(Dataset items)
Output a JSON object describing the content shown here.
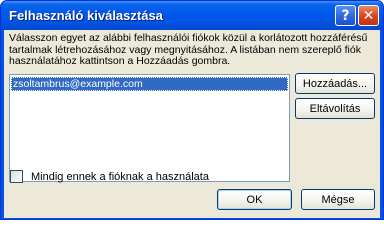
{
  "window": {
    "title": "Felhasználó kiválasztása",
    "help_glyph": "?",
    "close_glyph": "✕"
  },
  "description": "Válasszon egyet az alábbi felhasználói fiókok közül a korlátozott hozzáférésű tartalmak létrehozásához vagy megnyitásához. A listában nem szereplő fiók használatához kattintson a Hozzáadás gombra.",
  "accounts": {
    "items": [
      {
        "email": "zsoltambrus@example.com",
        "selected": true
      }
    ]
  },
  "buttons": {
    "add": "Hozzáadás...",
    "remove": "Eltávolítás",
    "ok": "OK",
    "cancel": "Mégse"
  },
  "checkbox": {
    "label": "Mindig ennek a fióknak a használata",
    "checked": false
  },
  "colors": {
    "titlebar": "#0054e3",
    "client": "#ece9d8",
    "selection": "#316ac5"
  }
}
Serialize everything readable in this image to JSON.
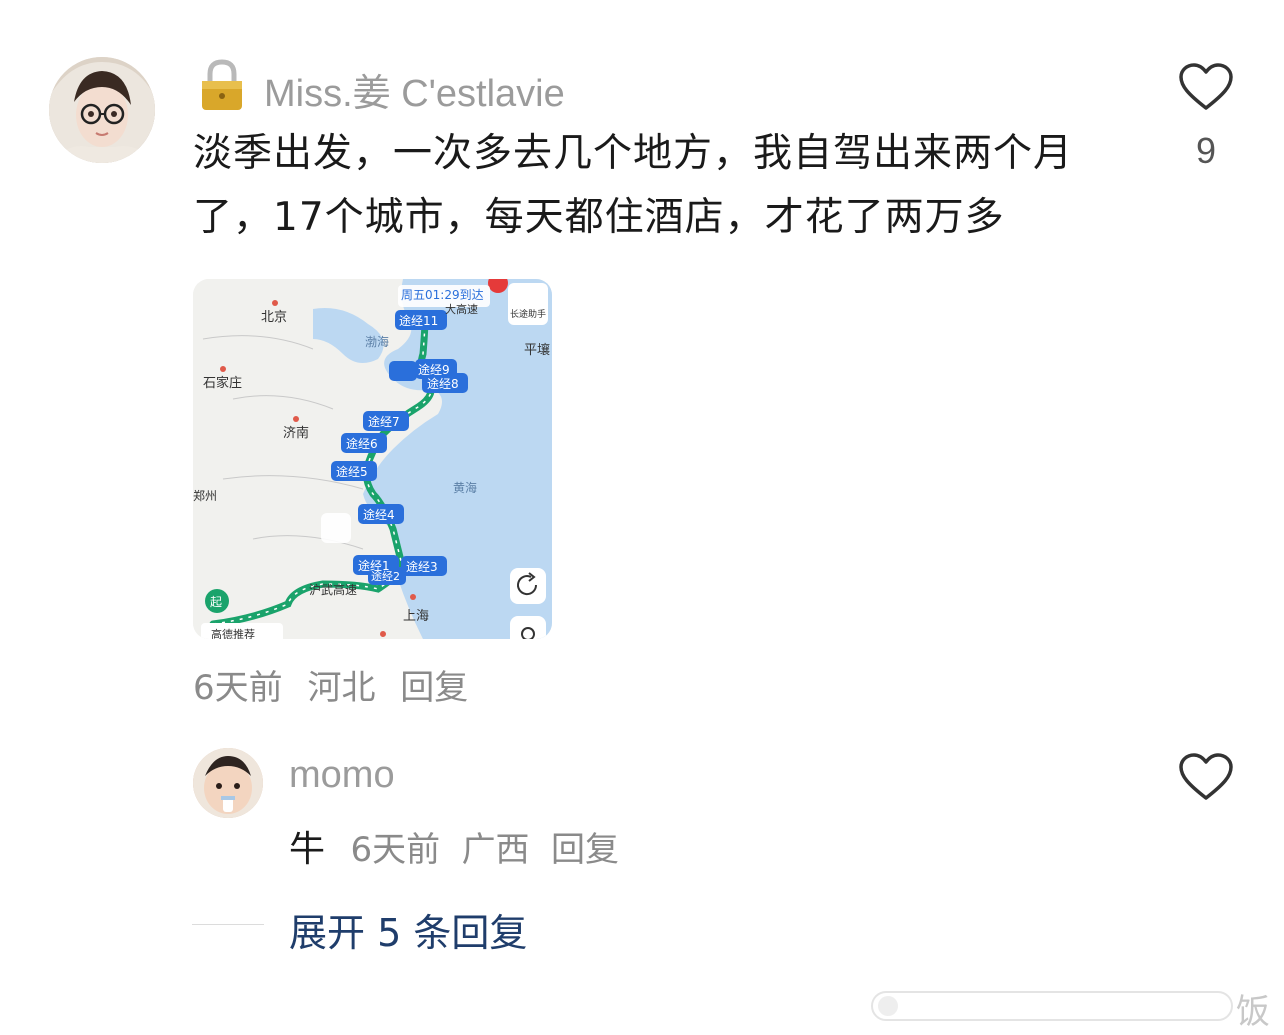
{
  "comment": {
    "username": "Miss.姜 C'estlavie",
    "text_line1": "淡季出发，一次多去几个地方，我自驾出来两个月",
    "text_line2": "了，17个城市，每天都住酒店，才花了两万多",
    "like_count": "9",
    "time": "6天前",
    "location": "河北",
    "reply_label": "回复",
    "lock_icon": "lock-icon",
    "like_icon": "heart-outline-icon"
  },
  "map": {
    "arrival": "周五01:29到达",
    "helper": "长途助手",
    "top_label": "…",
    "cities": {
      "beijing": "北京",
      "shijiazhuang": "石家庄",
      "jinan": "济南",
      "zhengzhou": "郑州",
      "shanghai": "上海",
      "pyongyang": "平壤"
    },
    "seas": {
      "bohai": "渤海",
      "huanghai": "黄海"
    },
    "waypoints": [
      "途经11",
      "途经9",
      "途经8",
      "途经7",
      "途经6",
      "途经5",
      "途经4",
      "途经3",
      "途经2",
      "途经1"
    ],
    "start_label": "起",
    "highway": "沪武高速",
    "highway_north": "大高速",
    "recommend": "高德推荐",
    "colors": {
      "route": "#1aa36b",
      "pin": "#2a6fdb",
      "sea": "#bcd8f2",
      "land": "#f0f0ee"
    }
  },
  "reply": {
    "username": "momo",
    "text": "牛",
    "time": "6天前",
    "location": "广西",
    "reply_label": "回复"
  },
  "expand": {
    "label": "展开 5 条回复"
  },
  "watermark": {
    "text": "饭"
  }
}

**What to produce**
Lines of the listing that contain the word "username" are to be counted; report only their number.

**Result of the exercise**
2